-------- Source data --------
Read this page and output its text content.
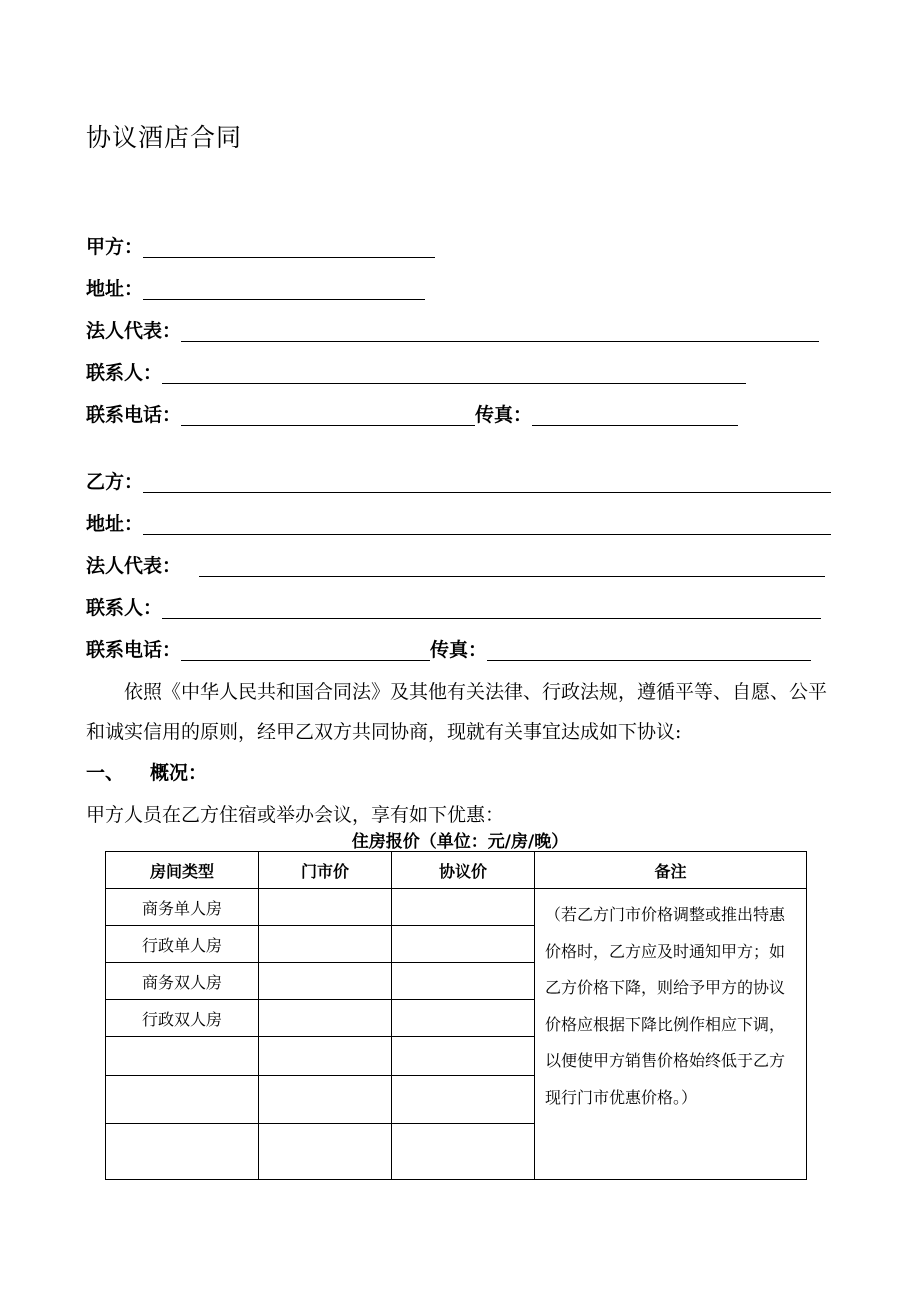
协议酒店合同
甲方：
地址：
法人代表：
联系人：
联系电话：	传真：
乙方：
地址：
法人代表：
联系人：
联系电话：	传真：
依照《中华人民共和国合同法》及其他有关法律、行政法规，遵循平等、自愿、公平和诚实信用的原则，经甲乙双方共同协商，现就有关事宜达成如下协议:
一、 概况：
甲方人员在乙方住宿或举办会议，享有如下优惠：
住房报价（单位：元/房/晚）
房间类型	门市价	协议价	备注
商务单人房			（若乙方门市价格调整或推出特惠价格时，乙方应及时通知甲方；如乙方价格下降，则给予甲方的协议价格应根据下降比例作相应下调，以便使甲方销售价格始终低于乙方现行门市优惠价格。）
行政单人房			
商务双人房			
行政双人房			
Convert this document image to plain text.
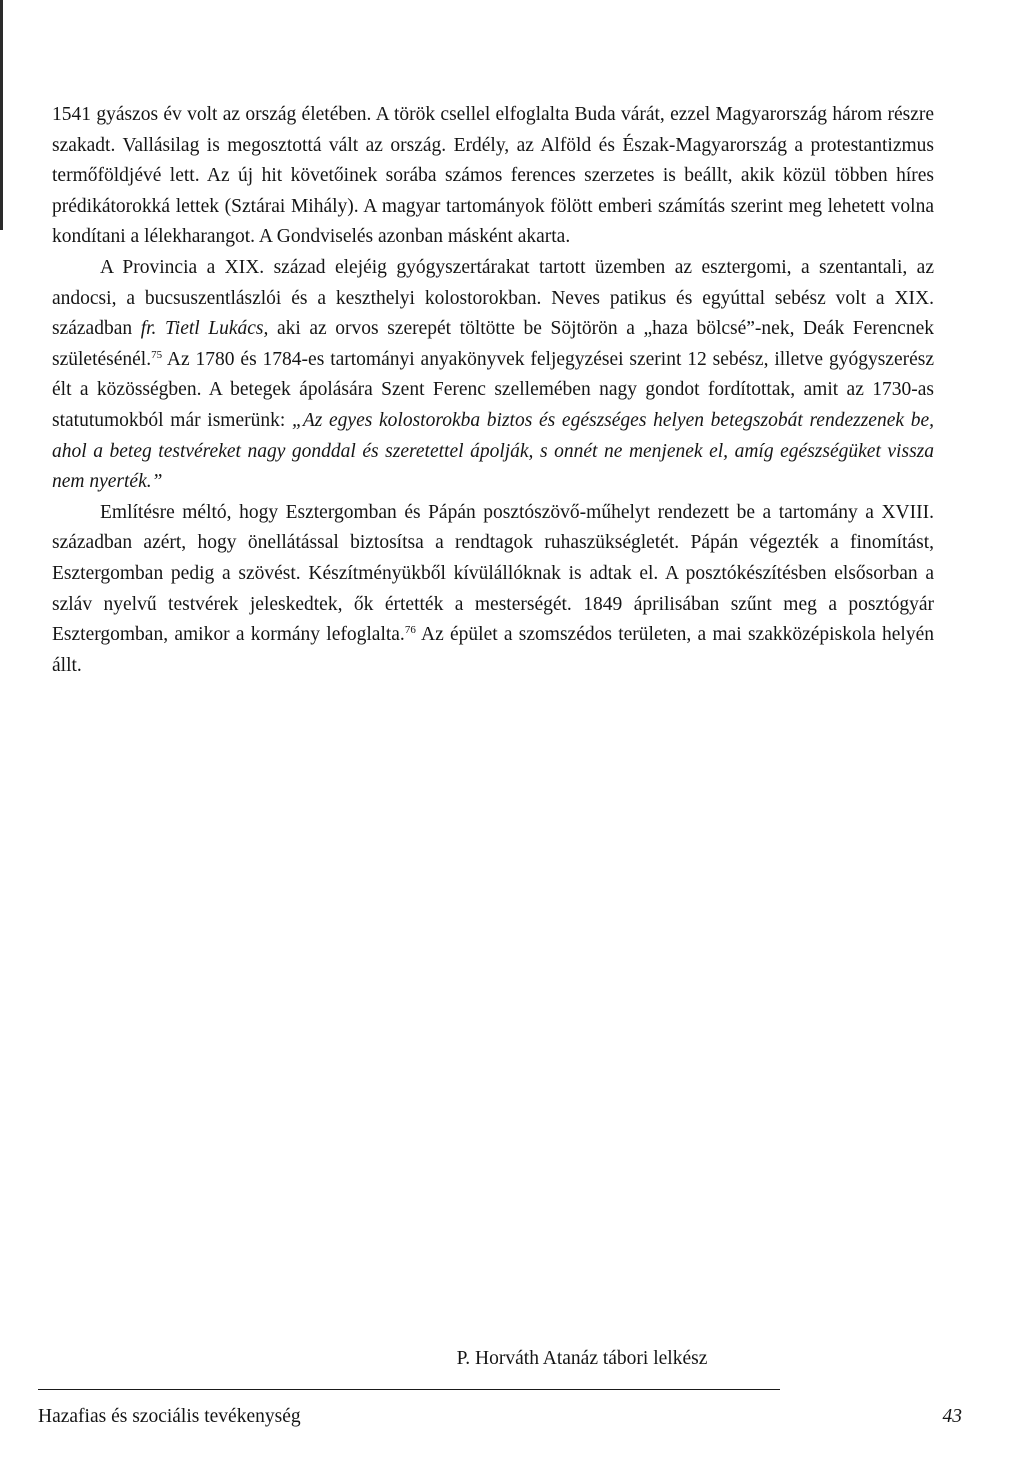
1541 gyászos év volt az ország életében. A török csellel elfoglalta Buda várát, ezzel Magyarország három részre szakadt. Vallásilag is megosztottá vált az ország. Erdély, az Alföld és Észak-Magyarország a protestantizmus termőföldjévé lett. Az új hit követőinek sorába számos ferences szerzetes is beállt, akik közül többen híres prédikátorokká lettek (Sztárai Mihály). A magyar tartományok fölött emberi számítás szerint meg lehetett volna kondítani a lélekharangot. A Gondviselés azonban másként akarta.

A Provincia a XIX. század elejéig gyógyszertárakat tartott üzemben az esztergomi, a szentantali, az andocsi, a bucsuszentlászlói és a keszthelyi kolostorokban. Neves patikus és egyúttal sebész volt a XIX. században fr. Tietl Lukács, aki az orvos szerepét töltötte be Söjtörön a „haza bölcsé”-nek, Deák Ferencnek születésénél.$^{75}$ Az 1780 és 1784-es tartományi anyakönyvek feljegyzései szerint 12 sebész, illetve gyógyszerész élt a közösségben. A betegek ápolására Szent Ferenc szellemében nagy gondot fordítottak, amit az 1730-as statutumokból már ismerünk: „Az egyes kolostorokba biztos és egészséges helyen betegszobát rendezzenek be, ahol a beteg testvéreket nagy gonddal és szeretettel ápolják, s onnét ne menjenek el, amíg egészségüket vissza nem nyerték.”

Említésre méltó, hogy Esztergomban és Pápán posztószövő-műhelyt rendezett be a tartomány a XVIII. században azért, hogy önellátással biztosítsa a rendtagok ruhaszükségletét. Pápán végezték a finomítást, Esztergomban pedig a szövést. Készítményükből kívülállóknak is adtak el. A posztókészítésben elsősorban a szláv nyelvű testvérek jeleskedtek, ők értették a mesterségét. 1849 áprilisában szűnt meg a posztógyár Esztergomban, amikor a kormány lefoglalta.$^{76}$ Az épület a szomszédos területen, a mai szakközépiskola helyén állt.

P. Horváth Atanáz tábori lelkész
Hazafias és szociális tevékenység	43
--------
Collect the lines of the records that include the string "text".

Read this page and output its text content.
Convert this document image to plain text.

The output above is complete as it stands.